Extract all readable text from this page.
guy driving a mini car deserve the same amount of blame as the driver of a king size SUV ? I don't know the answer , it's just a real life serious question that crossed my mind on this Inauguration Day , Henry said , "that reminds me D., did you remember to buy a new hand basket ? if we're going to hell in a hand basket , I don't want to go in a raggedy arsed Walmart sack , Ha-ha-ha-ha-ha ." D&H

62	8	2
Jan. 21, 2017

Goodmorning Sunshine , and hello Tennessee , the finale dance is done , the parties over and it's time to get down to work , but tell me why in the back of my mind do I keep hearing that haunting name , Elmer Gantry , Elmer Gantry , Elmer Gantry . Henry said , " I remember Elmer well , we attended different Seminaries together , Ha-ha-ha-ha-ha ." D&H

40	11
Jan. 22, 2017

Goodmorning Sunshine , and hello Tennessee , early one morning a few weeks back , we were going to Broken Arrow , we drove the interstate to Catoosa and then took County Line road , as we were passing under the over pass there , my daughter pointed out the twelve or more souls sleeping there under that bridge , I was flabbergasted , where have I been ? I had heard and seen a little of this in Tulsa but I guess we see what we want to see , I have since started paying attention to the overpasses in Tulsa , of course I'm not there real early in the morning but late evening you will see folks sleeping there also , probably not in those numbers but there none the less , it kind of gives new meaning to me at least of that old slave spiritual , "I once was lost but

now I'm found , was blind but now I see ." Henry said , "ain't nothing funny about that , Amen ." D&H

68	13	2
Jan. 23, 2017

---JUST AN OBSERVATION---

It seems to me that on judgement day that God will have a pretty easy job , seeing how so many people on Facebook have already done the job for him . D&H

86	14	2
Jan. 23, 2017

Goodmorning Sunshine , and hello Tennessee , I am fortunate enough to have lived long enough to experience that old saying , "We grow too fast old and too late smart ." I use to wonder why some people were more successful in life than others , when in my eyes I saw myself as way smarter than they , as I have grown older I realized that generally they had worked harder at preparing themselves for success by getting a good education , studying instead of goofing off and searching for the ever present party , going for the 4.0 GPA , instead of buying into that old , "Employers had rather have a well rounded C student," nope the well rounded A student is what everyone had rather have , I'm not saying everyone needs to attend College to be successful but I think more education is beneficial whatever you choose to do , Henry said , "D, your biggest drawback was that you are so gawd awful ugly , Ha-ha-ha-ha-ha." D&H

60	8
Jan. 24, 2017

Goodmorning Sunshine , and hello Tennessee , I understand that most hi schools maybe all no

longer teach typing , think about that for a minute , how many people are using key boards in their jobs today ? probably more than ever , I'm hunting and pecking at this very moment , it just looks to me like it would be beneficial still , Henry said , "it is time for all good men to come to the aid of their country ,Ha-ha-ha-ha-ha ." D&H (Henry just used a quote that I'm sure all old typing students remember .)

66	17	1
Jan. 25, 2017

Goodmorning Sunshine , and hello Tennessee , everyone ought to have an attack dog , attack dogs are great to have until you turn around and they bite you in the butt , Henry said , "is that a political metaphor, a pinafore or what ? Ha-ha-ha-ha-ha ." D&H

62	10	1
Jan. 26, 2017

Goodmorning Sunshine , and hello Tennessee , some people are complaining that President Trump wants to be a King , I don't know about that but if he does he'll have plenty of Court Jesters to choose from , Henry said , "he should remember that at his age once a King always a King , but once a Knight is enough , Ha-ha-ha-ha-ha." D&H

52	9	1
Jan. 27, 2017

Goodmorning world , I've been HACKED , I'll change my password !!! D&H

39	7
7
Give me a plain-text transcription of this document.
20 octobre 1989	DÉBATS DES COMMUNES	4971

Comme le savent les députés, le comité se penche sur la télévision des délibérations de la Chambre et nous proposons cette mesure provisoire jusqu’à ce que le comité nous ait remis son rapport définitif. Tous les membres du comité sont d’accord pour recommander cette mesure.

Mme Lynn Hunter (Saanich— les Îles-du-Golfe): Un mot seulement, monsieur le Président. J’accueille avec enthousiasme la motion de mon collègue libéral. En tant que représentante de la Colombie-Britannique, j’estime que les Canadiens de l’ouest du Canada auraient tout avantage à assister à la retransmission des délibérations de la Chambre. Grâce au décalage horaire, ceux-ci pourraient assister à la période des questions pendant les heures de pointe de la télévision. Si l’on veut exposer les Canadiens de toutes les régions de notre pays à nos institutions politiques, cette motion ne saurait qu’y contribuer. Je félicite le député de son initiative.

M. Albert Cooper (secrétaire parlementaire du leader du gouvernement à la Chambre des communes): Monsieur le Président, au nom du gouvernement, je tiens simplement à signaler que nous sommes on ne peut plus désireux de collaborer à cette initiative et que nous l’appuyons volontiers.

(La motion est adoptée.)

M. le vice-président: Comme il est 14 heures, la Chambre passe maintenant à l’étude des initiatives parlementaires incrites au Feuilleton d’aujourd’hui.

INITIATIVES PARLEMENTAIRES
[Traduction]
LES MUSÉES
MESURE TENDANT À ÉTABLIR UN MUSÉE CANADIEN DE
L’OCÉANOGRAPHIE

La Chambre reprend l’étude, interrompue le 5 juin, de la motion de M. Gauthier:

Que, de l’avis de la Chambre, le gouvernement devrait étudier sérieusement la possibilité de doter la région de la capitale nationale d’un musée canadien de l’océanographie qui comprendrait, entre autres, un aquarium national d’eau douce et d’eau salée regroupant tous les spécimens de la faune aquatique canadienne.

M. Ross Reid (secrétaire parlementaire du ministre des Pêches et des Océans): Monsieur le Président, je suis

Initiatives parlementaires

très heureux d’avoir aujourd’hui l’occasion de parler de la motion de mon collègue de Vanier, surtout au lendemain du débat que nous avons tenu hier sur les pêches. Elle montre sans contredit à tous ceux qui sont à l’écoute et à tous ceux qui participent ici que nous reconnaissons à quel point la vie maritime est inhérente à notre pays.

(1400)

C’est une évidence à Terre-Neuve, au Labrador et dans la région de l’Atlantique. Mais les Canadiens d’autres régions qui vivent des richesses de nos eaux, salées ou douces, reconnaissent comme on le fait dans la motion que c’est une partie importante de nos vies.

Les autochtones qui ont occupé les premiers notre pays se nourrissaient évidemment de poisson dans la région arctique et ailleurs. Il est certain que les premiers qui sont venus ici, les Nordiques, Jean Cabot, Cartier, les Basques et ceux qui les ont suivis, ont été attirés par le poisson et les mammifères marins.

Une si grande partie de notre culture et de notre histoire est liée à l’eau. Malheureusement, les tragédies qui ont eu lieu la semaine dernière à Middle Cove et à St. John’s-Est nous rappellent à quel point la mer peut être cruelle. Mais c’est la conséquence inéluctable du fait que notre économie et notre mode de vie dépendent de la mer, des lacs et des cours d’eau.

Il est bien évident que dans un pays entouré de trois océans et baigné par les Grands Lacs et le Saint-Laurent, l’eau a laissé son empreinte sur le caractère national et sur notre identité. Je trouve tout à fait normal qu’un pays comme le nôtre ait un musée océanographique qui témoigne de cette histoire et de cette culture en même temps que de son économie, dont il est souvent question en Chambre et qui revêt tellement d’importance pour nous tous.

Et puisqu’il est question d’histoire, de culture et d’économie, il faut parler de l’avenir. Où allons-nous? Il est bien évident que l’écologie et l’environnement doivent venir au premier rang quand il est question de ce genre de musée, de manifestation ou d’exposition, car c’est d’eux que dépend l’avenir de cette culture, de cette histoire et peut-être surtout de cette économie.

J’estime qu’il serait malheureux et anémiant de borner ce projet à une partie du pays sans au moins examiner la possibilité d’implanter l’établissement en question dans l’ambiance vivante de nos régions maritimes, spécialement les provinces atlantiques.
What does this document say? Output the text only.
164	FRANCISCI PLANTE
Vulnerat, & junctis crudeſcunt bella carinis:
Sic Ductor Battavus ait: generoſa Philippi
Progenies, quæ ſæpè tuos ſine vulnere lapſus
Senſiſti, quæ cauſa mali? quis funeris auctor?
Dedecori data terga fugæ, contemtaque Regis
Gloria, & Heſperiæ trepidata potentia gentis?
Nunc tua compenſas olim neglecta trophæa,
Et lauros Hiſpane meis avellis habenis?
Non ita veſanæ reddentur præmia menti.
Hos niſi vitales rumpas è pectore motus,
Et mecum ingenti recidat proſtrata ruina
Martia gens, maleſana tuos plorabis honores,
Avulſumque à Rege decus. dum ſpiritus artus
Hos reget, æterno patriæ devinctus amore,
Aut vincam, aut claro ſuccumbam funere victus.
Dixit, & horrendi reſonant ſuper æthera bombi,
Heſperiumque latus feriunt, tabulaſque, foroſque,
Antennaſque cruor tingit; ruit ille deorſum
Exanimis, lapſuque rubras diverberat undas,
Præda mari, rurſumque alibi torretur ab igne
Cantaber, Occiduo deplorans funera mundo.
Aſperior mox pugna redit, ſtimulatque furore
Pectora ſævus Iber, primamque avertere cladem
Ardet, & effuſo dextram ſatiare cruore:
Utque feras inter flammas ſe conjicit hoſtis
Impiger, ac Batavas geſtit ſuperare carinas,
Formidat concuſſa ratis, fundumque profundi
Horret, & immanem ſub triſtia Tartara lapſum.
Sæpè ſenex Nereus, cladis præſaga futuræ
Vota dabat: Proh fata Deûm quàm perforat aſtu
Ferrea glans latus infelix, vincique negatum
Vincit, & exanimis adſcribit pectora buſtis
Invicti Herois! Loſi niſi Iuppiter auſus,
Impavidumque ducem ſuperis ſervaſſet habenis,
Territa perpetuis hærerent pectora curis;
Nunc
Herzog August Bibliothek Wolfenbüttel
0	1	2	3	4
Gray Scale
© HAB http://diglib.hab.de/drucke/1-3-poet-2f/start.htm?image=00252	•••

- - - - -

Required task: Where a line above holds the string "latus", show that line.

The completed task:
Heſperiumque latus feriunt, tabulaſque, foroſque,
Ferrea glans latus infelix, vincique negatum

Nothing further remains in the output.